§ Information:
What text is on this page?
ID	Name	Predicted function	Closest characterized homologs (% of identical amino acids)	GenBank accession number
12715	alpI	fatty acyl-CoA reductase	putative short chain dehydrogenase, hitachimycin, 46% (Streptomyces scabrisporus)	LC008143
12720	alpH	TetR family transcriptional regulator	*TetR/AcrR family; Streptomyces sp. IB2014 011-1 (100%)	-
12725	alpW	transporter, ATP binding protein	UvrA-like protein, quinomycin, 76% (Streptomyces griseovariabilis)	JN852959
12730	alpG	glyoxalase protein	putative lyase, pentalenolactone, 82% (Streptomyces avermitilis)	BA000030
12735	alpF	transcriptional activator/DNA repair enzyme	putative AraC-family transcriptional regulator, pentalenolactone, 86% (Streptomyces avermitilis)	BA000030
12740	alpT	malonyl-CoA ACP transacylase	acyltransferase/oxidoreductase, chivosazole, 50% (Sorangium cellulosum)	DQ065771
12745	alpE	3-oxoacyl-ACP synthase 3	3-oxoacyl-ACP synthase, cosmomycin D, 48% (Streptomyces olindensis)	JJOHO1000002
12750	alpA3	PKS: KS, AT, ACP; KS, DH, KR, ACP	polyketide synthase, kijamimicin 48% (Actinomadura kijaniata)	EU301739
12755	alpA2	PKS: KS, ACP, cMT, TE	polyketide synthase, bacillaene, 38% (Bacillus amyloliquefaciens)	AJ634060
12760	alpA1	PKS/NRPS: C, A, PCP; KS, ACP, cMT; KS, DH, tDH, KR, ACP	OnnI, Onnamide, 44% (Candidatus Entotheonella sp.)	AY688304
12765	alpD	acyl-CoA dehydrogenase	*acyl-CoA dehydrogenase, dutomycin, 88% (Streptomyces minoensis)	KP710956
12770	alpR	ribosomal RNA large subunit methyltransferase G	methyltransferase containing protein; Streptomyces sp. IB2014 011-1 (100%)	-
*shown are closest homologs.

§ Work required:
In the entries above, locate every line with the word "homologs" and copy it.

§ Output below:
ID	Name	Predicted function	Closest characterized homologs (% of identical amino acids)	GenBank accession number
*shown are closest homologs.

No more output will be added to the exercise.